Exercise details
In the records, swap "play-all-label" for "play-label" in everything from the line containing "comment-count: 0 <box>187 889 204 919</box>" down to the line containing "track-more-button[interactable] <box>772 1330". Return only those lines with nothing else altered.

Task input
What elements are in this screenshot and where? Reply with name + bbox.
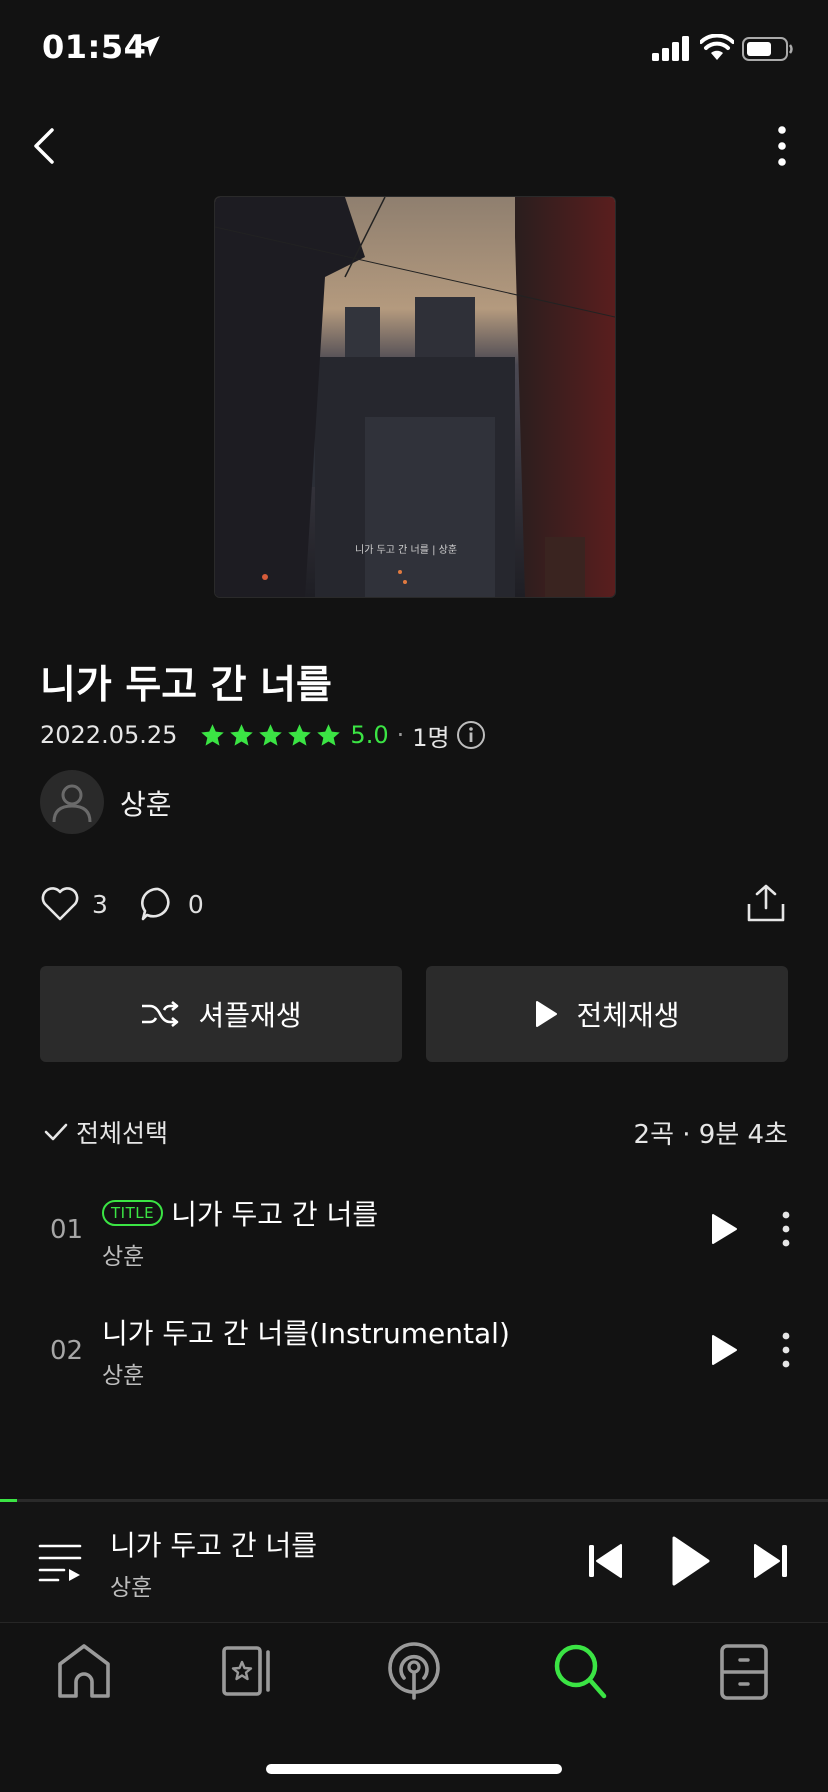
comment-count: 0 <box>187 889 204 919</box>
album-title: 니가 두고 간 너를 <box>40 663 332 708</box>
rating-count: 1명 <box>412 723 450 752</box>
comment-icon[interactable] <box>138 885 178 923</box>
album-meta: 2022.05.25 5.0 · 1명 <box>40 718 486 752</box>
play-all-label: 전체재생 <box>576 999 680 1032</box>
star-icon <box>259 723 283 746</box>
rating-stars <box>199 722 342 749</box>
track-more-button[interactable] <box>772 1330 800 1370</box>
track-play-button[interactable] <box>706 1332 740 1368</box>
cover-text: 니가 두고 간 너를 | 상훈 <box>355 543 457 556</box>
search-icon <box>554 1644 607 1699</box>
artist-avatar[interactable] <box>40 770 104 834</box>
next-track-button[interactable] <box>752 1542 790 1580</box>
track-summary: 2곡 · 9분 4초 <box>633 1119 788 1150</box>
star-icon <box>201 723 225 746</box>
star-icon <box>317 723 341 746</box>
tab-library[interactable] <box>218 1640 278 1704</box>
wifi-icon <box>700 34 734 60</box>
track-title-line: 니가 두고 간 너를(Instrumental) <box>102 1312 510 1352</box>
tab-podcast[interactable] <box>384 1640 444 1704</box>
home-indicator[interactable] <box>266 1764 562 1774</box>
mini-play-button[interactable] <box>668 1534 712 1588</box>
divider <box>0 1622 828 1623</box>
track-row[interactable]: 01 TITLE 니가 두고 간 너를 상훈 <box>0 1175 828 1285</box>
mini-player-title: 니가 두고 간 너를 <box>110 1529 318 1562</box>
track-number: 02 <box>50 1336 84 1366</box>
queue-list-button[interactable] <box>36 1540 84 1584</box>
shuffle-icon <box>142 1000 179 1028</box>
star-icon <box>288 723 312 746</box>
engagement-row: 3 0 <box>40 884 204 924</box>
cellular-signal-icon <box>652 36 689 61</box>
heart-icon[interactable] <box>40 885 80 923</box>
shuffle-play-button[interactable]: 셔플재생 <box>40 966 402 1062</box>
select-all-toggle[interactable]: 전체선택 <box>42 1114 168 1150</box>
home-icon <box>58 1644 110 1698</box>
track-title: 니가 두고 간 너를(Instrumental) <box>102 1317 510 1350</box>
track-artist: 상훈 <box>102 1363 145 1389</box>
battery-icon <box>742 37 793 61</box>
release-date: 2022.05.25 <box>40 721 178 749</box>
drawer-icon <box>720 1644 768 1700</box>
podcast-icon <box>388 1642 440 1700</box>
track-more-button[interactable] <box>772 1209 800 1249</box>
track-title-line: TITLE 니가 두고 간 너를 <box>102 1193 378 1233</box>
more-options-button[interactable] <box>764 122 800 170</box>
back-button[interactable] <box>24 122 68 170</box>
mini-player-artist: 상훈 <box>110 1575 153 1601</box>
share-button[interactable] <box>744 882 788 924</box>
star-card-icon <box>222 1646 270 1696</box>
album-cover: 니가 두고 간 너를 | 상훈 <box>214 196 616 598</box>
shuffle-label: 셔플재생 <box>198 999 302 1032</box>
select-all-label: 전체선택 <box>76 1119 169 1148</box>
play-icon <box>536 1001 558 1027</box>
rating-value: 5.0 <box>350 721 389 749</box>
previous-track-button[interactable] <box>586 1542 624 1580</box>
location-arrow-icon <box>138 36 160 57</box>
track-row[interactable]: 02 니가 두고 간 너를(Instrumental) 상훈 <box>0 1296 828 1406</box>
tab-search[interactable] <box>550 1640 610 1704</box>
info-icon[interactable] <box>456 720 486 750</box>
title-badge: TITLE <box>102 1200 164 1226</box>
track-artist: 상훈 <box>102 1244 145 1270</box>
track-number: 01 <box>50 1215 84 1245</box>
separator-dot: · <box>396 721 405 749</box>
like-count: 3 <box>92 889 108 919</box>
tab-storage[interactable] <box>714 1640 774 1704</box>
check-icon <box>44 1123 68 1141</box>
tab-home[interactable] <box>54 1640 114 1704</box>
status-time: 01:54 <box>42 28 147 66</box>
play-all-button[interactable]: 전체재생 <box>426 966 788 1062</box>
star-icon <box>230 723 254 746</box>
track-title: 니가 두고 간 너를 <box>171 1198 379 1231</box>
track-play-button[interactable] <box>706 1211 740 1247</box>
artist-name[interactable]: 상훈 <box>120 783 172 823</box>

Solved exercise
comment-count: 0 <box>187 889 204 919</box>
album-title: 니가 두고 간 너를 <box>40 663 332 708</box>
rating-count: 1명 <box>412 723 450 752</box>
comment-icon[interactable] <box>138 885 178 923</box>
album-meta: 2022.05.25 5.0 · 1명 <box>40 718 486 752</box>
play-label: 전체재생 <box>576 999 680 1032</box>
star-icon <box>259 723 283 746</box>
rating-stars <box>199 722 342 749</box>
track-more-button[interactable] <box>772 1330 800 1370</box>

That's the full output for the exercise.